Problem requirements: Copy out all lines that carry the word "best".
╭─ Data extract
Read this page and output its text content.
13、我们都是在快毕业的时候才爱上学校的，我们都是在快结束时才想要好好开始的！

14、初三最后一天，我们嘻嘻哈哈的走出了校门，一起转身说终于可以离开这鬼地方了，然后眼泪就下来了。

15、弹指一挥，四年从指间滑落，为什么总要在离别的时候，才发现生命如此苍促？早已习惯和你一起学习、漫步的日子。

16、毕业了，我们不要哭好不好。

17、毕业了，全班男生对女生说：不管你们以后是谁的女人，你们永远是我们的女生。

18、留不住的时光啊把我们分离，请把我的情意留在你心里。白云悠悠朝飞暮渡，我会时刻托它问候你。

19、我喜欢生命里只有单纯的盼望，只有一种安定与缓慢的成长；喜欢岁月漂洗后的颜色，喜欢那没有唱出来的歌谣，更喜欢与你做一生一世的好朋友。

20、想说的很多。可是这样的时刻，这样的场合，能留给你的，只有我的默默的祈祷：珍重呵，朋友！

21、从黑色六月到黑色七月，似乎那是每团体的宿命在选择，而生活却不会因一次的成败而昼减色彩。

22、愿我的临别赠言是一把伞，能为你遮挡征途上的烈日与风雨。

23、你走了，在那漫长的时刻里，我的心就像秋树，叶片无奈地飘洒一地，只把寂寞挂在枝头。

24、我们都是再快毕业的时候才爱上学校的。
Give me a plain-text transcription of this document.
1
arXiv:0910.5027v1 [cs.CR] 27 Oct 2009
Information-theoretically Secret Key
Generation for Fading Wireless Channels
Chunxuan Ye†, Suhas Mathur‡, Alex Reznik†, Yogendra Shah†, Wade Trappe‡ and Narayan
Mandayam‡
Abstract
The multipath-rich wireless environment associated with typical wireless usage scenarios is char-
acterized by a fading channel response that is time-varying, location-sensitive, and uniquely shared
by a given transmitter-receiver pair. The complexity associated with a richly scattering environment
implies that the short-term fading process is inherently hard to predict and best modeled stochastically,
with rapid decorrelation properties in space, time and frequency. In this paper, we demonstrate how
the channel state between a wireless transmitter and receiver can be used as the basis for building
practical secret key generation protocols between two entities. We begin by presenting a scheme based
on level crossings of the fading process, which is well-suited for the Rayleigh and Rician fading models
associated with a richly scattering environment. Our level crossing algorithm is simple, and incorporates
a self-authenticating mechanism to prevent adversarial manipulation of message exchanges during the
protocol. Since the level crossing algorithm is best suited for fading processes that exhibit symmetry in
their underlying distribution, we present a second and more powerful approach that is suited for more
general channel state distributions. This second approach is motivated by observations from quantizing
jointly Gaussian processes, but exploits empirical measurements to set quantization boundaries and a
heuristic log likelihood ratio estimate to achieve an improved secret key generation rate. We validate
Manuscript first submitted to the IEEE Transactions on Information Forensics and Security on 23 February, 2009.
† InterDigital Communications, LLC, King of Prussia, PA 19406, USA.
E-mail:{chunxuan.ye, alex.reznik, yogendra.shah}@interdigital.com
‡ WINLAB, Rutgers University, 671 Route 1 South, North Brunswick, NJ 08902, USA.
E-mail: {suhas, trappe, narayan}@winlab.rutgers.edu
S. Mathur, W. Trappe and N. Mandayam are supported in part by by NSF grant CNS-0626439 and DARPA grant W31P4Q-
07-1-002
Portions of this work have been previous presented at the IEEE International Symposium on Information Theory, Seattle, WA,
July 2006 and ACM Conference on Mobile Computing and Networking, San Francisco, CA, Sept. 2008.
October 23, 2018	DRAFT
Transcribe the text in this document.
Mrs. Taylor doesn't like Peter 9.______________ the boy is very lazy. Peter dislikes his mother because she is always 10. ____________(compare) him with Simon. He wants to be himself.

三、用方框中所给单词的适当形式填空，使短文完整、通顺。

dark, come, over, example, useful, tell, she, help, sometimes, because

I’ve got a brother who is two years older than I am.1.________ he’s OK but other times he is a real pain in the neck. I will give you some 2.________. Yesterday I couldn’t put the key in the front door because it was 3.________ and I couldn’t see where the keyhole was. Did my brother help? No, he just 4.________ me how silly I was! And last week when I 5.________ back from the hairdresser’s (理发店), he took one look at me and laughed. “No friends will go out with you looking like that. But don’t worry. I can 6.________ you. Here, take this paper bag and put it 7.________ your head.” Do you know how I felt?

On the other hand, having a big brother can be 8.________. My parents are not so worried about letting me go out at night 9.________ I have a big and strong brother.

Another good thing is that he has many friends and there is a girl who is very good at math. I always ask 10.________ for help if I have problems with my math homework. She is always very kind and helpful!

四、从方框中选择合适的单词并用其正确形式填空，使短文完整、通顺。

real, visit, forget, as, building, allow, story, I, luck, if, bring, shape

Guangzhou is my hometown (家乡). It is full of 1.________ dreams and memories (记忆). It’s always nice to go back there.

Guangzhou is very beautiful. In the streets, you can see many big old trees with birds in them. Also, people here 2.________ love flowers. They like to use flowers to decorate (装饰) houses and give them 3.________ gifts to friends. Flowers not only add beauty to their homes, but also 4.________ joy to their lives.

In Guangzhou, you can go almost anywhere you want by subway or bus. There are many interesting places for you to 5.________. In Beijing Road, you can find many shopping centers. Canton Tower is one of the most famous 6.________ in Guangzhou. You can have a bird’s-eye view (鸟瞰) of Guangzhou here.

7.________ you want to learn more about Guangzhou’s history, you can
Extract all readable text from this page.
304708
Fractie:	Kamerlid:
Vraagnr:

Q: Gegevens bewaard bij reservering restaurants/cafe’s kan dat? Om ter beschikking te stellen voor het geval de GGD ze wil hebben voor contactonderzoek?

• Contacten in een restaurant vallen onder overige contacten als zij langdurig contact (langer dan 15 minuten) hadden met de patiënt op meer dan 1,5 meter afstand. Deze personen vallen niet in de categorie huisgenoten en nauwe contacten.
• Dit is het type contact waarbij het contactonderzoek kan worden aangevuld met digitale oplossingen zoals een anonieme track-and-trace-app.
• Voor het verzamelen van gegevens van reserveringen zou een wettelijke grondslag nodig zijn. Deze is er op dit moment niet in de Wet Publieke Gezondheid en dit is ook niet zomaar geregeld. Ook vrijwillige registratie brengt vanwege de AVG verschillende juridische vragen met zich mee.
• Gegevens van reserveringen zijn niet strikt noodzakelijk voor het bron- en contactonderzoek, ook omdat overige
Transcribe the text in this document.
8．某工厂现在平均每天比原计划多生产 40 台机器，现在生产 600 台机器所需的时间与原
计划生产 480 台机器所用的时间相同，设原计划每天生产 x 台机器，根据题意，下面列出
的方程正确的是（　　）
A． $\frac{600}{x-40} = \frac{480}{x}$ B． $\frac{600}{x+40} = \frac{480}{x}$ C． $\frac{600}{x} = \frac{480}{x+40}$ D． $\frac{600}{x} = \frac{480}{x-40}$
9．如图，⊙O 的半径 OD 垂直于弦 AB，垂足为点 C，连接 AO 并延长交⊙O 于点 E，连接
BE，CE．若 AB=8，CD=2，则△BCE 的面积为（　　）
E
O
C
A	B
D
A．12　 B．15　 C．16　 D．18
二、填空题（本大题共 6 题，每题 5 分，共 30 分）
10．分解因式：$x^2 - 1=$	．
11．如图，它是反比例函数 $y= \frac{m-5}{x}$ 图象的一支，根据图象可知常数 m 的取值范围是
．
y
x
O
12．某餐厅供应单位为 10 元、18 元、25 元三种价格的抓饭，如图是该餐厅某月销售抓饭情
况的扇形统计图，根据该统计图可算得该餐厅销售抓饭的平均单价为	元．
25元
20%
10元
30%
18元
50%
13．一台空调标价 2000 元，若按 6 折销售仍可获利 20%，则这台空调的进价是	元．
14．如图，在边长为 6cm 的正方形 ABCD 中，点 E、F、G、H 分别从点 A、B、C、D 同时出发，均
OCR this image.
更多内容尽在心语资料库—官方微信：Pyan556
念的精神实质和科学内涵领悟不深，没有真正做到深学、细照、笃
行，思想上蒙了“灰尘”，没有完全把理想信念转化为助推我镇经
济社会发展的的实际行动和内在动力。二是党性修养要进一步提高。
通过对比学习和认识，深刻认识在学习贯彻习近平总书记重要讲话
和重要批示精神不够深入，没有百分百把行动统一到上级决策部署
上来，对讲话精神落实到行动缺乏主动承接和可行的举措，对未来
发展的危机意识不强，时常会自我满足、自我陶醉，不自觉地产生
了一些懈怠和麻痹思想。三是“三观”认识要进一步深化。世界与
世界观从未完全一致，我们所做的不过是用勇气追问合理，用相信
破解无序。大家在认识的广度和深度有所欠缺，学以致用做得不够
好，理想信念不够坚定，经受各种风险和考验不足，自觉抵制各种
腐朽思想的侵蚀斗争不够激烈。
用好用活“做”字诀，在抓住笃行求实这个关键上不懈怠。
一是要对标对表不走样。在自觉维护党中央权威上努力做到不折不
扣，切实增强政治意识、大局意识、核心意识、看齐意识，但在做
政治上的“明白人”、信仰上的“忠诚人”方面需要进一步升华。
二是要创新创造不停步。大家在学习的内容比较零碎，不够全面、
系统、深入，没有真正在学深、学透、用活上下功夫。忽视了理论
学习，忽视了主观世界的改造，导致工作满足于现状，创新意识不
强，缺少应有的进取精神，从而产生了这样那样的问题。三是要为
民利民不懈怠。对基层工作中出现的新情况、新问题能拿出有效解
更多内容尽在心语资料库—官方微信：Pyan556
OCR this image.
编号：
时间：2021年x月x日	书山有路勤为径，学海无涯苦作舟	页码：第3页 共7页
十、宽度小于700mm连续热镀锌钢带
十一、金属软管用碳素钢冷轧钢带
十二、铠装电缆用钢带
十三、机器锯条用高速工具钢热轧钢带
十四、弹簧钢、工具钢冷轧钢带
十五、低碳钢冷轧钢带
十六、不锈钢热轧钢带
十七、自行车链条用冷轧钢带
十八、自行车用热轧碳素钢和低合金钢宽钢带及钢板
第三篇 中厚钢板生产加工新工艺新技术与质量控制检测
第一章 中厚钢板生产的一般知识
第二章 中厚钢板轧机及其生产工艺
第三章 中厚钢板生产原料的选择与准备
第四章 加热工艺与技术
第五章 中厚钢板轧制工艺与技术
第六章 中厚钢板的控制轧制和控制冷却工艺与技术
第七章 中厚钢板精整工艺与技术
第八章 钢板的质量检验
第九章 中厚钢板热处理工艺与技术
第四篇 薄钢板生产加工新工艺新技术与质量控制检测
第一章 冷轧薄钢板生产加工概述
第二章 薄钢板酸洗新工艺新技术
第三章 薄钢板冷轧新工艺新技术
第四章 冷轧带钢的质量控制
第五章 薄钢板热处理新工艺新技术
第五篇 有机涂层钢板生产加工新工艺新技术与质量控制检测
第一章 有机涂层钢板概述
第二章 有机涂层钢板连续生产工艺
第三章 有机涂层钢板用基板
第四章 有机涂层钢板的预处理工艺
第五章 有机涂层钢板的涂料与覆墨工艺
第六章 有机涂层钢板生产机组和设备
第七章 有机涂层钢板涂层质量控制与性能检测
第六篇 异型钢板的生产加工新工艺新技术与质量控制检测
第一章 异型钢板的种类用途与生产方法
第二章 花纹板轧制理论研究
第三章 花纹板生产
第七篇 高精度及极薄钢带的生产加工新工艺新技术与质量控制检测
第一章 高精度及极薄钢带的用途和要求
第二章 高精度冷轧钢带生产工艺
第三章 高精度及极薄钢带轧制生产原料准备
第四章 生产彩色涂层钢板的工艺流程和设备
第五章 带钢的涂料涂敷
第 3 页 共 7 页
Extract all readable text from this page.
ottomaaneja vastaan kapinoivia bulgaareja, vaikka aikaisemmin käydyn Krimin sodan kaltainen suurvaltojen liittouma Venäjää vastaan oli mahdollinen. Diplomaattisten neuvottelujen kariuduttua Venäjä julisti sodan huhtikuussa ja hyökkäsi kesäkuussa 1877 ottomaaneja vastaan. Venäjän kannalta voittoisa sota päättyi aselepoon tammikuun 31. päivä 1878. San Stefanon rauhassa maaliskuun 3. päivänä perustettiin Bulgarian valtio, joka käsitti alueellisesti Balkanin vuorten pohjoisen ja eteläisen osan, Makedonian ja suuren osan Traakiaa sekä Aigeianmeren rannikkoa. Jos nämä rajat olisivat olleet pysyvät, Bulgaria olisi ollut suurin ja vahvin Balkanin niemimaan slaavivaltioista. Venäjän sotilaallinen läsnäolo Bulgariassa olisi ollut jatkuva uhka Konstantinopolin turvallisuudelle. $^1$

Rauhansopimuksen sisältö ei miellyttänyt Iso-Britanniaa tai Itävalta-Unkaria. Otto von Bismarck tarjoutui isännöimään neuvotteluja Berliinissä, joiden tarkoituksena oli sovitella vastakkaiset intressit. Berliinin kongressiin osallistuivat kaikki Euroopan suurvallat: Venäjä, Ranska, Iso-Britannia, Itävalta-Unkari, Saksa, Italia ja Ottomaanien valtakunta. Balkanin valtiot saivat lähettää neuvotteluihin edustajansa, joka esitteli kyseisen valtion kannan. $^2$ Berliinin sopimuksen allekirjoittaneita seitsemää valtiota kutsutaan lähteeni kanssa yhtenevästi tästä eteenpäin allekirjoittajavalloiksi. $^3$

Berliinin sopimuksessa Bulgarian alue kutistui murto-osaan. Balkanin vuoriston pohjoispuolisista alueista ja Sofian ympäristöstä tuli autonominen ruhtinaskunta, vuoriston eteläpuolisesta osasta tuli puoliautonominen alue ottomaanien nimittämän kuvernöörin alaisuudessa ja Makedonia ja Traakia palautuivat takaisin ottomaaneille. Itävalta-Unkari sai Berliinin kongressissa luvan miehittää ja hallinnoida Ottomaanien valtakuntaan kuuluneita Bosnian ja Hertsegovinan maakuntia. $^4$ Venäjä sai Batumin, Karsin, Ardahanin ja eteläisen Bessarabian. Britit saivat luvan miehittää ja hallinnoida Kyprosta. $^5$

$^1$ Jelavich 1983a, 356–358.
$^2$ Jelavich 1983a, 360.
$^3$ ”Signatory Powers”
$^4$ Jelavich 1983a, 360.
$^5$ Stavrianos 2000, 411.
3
╰─
Response to this exercise:
implies that the short-term fading process is inherently hard to predict and best modeled stochastically,
protocol. Since the level crossing algorithm is best suited for fading processes that exhibit symmetry in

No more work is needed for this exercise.